'''
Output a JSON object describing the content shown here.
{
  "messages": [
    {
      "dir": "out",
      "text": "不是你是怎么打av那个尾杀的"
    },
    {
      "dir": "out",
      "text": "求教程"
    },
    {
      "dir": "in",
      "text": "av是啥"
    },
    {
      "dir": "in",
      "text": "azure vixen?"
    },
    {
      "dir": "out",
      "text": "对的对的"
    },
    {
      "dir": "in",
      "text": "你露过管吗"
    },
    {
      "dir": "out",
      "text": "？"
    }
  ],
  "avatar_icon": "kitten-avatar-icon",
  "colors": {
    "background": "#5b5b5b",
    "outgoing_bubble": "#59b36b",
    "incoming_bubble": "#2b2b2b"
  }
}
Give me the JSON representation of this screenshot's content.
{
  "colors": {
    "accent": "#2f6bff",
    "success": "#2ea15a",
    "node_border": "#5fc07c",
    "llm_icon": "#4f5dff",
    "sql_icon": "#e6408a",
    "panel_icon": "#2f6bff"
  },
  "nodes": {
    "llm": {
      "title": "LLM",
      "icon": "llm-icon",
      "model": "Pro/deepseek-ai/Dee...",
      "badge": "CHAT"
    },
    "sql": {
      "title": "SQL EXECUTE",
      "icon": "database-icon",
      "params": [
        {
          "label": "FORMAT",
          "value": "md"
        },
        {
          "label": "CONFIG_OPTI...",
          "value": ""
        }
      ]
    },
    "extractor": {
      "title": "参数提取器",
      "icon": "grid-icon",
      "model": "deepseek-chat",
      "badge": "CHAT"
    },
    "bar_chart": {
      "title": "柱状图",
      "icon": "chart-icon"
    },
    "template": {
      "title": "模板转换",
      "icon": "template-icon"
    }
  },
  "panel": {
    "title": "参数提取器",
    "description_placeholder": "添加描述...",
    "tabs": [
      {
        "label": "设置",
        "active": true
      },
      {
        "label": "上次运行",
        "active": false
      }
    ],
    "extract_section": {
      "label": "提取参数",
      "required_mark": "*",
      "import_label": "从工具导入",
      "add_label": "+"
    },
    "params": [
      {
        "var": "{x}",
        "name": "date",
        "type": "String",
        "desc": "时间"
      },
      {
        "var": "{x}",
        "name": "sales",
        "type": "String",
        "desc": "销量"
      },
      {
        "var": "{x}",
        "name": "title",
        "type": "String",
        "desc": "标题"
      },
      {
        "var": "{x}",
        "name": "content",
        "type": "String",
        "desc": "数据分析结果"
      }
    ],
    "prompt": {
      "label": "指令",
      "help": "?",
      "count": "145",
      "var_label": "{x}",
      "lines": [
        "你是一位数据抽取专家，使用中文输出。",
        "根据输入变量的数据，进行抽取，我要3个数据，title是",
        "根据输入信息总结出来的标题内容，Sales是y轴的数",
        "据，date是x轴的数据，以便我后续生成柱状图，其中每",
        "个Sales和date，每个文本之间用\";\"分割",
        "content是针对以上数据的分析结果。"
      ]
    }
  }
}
'''
TASK TO COMPLETE | Repeat all entries. Match them exactly.

COMPLETED TASK |
Output a JSON object describing the content shown here.
{
  "messages": [
    {
      "dir": "out",
      "text": "不是你是怎么打av那个尾杀的"
    },
    {
      "dir": "out",
      "text": "求教程"
    },
    {
      "dir": "in",
      "text": "av是啥"
    },
    {
      "dir": "in",
      "text": "azure vixen?"
    },
    {
      "dir": "out",
      "text": "对的对的"
    },
    {
      "dir": "in",
      "text": "你露过管吗"
    },
    {
      "dir": "out",
      "text": "？"
    }
  ],
  "avatar_icon": "kitten-avatar-icon",
  "colors": {
    "background": "#5b5b5b",
    "outgoing_bubble": "#59b36b",
    "incoming_bubble": "#2b2b2b"
  }
}
Give me the JSON representation of this screenshot's content.
{
  "colors": {
    "accent": "#2f6bff",
    "success": "#2ea15a",
    "node_border": "#5fc07c",
    "llm_icon": "#4f5dff",
    "sql_icon": "#e6408a",
    "panel_icon": "#2f6bff"
  },
  "nodes": {
    "llm": {
      "title": "LLM",
      "icon": "llm-icon",
      "model": "Pro/deepseek-ai/Dee...",
      "badge": "CHAT"
    },
    "sql": {
      "title": "SQL EXECUTE",
      "icon": "database-icon",
      "params": [
        {
          "label": "FORMAT",
          "value": "md"
        },
        {
          "label": "CONFIG_OPTI...",
          "value": ""
        }
      ]
    },
    "extractor": {
      "title": "参数提取器",
      "icon": "grid-icon",
      "model": "deepseek-chat",
      "badge": "CHAT"
    },
    "bar_chart": {
      "title": "柱状图",
      "icon": "chart-icon"
    },
    "template": {
      "title": "模板转换",
      "icon": "template-icon"
    }
  },
  "panel": {
    "title": "参数提取器",
    "description_placeholder": "添加描述...",
    "tabs": [
      {
        "label": "设置",
        "active": true
      },
      {
        "label": "上次运行",
        "active": false
      }
    ],
    "extract_section": {
      "label": "提取参数",
      "required_mark": "*",
      "import_label": "从工具导入",
      "add_label": "+"
    },
    "params": [
      {
        "var": "{x}",
        "name": "date",
        "type": "String",
        "desc": "时间"
      },
      {
        "var": "{x}",
        "name": "sales",
        "type": "String",
        "desc": "销量"
      },
      {
        "var": "{x}",
        "name": "title",
        "type": "String",
        "desc": "标题"
      },
      {
        "var": "{x}",
        "name": "content",
        "type": "String",
        "desc": "数据分析结果"
      }
    ],
    "prompt": {
      "label": "指令",
      "help": "?",
      "count": "145",
      "var_label": "{x}",
      "lines": [
        "你是一位数据抽取专家，使用中文输出。",
        "根据输入变量的数据，进行抽取，我要3个数据，title是",
        "根据输入信息总结出来的标题内容，Sales是y轴的数",
        "据，date是x轴的数据，以便我后续生成柱状图，其中每",
        "个Sales和date，每个文本之间用\";\"分割",
        "content是针对以上数据的分析结果。"
      ]
    }
  }
}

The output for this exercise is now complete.